● YOUR TASK
Gather the lines that hold the string "tadbirkorlik".

--- Begin PROVIDED RECORDS ---

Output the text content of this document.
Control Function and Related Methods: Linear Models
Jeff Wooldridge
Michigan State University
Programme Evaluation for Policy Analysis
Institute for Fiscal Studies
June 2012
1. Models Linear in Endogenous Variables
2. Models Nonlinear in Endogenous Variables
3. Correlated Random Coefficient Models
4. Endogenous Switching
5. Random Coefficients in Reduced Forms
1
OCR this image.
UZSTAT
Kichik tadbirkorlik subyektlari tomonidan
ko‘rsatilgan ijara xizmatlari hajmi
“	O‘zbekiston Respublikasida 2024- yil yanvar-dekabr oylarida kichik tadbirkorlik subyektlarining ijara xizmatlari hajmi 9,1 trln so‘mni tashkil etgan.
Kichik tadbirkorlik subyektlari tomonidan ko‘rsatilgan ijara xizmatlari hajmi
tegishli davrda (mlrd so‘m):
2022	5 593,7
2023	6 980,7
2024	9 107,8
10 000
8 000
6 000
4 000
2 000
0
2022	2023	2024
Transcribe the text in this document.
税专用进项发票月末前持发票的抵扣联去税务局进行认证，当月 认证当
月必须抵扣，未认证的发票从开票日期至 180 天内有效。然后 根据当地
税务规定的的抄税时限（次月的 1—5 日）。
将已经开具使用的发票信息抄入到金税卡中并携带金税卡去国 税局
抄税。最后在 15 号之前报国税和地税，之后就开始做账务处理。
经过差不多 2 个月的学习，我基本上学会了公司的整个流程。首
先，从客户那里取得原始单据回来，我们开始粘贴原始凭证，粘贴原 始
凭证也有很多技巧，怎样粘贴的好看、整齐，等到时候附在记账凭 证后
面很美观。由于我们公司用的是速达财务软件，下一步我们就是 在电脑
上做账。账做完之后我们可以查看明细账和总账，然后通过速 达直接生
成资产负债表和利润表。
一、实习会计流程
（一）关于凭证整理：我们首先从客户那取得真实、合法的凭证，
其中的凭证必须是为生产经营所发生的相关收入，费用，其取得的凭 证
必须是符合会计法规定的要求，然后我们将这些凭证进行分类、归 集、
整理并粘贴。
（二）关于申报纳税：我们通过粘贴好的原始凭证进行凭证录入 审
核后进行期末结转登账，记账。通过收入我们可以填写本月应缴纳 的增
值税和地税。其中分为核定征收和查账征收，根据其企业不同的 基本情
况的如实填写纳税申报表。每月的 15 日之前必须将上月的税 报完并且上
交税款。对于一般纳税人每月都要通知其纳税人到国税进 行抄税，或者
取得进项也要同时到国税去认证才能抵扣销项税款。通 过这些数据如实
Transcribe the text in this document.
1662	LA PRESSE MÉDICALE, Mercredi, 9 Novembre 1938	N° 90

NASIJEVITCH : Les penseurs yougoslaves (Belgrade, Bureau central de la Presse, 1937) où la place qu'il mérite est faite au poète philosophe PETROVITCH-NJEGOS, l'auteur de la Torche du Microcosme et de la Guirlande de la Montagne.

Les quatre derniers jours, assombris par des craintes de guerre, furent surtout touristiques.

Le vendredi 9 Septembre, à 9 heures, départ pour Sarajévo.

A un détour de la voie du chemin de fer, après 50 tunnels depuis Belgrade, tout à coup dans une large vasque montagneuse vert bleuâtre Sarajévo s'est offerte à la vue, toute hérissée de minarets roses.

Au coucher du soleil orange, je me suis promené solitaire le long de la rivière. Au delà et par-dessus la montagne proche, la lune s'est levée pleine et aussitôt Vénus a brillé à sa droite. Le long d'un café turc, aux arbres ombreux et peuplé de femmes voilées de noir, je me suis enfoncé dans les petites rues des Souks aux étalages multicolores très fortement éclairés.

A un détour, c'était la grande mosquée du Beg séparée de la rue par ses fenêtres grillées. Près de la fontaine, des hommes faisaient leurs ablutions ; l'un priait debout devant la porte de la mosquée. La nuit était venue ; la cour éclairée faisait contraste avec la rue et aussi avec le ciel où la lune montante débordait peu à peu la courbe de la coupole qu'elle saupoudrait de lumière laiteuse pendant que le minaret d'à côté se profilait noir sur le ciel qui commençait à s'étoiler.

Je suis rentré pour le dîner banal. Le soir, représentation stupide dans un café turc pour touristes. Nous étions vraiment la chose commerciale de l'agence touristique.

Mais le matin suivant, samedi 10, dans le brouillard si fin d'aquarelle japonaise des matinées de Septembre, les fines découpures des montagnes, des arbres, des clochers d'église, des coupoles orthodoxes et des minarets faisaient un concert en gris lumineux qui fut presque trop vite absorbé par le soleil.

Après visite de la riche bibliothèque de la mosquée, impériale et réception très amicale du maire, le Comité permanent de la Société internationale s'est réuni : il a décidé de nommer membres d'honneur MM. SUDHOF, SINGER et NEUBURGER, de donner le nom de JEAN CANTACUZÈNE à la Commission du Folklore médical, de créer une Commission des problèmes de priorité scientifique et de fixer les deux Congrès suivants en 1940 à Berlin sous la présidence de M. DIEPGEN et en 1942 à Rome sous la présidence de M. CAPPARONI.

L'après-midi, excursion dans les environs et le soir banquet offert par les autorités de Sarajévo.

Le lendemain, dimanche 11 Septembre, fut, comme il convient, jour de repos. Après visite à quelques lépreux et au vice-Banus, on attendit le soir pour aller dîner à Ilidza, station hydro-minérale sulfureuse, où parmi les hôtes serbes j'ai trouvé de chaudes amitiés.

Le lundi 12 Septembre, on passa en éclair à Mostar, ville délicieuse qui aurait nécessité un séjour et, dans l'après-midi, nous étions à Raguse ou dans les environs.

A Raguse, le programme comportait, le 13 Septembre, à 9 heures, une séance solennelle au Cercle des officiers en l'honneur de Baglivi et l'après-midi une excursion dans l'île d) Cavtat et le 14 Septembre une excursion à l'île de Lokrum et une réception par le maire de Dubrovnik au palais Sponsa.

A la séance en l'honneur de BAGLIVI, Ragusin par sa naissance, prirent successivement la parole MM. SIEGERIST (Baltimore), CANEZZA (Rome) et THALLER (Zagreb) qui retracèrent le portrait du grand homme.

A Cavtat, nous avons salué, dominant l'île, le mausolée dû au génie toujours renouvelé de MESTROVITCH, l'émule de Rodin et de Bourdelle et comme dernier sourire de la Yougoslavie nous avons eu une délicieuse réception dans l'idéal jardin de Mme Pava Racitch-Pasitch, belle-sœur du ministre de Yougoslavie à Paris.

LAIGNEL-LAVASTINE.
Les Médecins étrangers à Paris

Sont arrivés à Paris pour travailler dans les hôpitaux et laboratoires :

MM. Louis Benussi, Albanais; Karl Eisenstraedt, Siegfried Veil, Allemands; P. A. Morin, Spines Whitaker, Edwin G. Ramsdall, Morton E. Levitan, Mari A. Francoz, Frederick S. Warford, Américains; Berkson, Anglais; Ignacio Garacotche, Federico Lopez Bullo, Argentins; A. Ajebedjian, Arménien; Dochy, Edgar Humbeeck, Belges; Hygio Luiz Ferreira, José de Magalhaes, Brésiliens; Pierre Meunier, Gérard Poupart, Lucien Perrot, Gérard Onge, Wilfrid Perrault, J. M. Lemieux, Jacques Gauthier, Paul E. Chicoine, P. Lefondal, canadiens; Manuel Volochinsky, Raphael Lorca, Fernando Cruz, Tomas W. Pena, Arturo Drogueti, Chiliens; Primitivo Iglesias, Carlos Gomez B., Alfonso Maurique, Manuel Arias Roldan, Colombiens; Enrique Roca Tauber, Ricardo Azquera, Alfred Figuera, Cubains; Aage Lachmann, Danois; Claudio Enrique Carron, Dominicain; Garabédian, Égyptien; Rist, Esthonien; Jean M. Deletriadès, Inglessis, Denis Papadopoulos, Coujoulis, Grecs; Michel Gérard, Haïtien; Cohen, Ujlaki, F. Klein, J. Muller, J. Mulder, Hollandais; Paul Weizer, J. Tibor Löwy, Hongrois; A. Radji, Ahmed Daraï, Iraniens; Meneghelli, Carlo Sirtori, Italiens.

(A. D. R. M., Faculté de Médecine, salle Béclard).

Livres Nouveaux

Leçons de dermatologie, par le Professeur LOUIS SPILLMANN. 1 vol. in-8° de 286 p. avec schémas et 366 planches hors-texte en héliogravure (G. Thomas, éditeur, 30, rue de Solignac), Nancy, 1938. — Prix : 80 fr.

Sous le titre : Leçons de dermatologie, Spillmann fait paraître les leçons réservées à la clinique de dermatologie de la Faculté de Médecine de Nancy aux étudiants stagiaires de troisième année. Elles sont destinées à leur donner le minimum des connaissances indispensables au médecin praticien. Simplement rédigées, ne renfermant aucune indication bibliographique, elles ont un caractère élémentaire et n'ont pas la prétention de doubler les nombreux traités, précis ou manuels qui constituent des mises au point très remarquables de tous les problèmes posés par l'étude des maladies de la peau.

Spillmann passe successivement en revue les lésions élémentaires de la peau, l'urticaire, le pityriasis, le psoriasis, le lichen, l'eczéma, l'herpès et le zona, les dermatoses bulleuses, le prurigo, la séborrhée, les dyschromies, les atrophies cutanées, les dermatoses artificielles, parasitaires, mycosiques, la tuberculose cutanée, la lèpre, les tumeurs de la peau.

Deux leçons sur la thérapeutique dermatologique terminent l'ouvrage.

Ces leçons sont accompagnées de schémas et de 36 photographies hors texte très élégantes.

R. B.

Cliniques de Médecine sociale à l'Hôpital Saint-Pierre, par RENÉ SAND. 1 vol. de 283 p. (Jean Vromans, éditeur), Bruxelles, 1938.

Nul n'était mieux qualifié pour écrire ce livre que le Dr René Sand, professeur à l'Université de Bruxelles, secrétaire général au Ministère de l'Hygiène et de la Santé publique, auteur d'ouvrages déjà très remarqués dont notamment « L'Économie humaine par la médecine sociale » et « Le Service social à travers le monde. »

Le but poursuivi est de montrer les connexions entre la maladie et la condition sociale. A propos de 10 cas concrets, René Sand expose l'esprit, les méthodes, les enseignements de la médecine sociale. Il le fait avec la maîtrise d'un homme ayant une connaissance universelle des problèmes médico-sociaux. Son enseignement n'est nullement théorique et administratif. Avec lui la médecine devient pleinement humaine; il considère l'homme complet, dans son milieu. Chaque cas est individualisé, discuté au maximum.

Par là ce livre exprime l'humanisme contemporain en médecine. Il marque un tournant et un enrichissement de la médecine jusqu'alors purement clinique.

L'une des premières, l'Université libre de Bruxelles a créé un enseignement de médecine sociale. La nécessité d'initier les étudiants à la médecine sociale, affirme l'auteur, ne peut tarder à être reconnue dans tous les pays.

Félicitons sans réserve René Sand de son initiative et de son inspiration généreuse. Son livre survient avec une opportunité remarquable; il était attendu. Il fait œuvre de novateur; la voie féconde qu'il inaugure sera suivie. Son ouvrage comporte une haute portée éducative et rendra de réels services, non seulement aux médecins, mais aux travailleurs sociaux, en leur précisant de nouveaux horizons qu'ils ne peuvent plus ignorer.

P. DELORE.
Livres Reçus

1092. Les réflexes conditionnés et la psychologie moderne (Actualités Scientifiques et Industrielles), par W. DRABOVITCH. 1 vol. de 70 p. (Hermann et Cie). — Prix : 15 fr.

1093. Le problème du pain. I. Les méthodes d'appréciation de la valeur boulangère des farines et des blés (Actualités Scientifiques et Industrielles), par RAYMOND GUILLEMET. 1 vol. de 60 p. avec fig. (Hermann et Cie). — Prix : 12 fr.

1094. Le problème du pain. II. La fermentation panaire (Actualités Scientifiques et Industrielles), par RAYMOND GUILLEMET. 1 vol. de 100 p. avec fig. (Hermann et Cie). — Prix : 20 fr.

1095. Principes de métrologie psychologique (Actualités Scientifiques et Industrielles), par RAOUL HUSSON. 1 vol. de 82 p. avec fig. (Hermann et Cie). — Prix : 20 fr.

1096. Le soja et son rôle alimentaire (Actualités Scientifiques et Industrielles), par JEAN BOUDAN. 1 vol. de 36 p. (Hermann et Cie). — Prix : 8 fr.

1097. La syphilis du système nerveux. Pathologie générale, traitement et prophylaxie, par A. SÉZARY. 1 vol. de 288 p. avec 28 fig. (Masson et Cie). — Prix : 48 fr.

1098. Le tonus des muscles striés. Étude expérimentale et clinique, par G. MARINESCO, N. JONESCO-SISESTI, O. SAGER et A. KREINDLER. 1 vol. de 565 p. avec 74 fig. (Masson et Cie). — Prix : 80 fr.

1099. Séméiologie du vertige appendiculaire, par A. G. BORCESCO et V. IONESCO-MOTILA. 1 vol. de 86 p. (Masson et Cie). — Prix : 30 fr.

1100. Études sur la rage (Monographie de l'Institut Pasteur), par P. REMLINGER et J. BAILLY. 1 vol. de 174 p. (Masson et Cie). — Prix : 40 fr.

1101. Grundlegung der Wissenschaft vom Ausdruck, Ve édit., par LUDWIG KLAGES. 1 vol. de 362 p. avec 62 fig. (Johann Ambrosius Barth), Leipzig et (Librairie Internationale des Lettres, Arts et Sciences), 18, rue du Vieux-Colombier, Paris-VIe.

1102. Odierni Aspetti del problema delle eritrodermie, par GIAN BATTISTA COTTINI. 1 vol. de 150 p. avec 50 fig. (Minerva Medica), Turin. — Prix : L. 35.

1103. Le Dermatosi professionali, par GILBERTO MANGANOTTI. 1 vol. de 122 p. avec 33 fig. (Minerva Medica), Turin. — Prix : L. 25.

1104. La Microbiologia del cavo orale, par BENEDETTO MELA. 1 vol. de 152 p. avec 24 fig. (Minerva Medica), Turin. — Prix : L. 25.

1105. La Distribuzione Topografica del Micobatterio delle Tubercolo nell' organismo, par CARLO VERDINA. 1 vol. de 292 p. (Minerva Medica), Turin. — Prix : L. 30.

--- End PROVIDED RECORDS ---

● SOLUTION FOR THIS TASK
Kichik tadbirkorlik subyektlari tomonidan
“	O‘zbekiston Respublikasida 2024- yil yanvar-dekabr oylarida kichik tadbirkorlik subyektlarining ijara xizmatlari hajmi 9,1 trln so‘mni tashkil etgan.
Kichik tadbirkorlik subyektlari tomonidan ko‘rsatilgan ijara xizmatlari hajmi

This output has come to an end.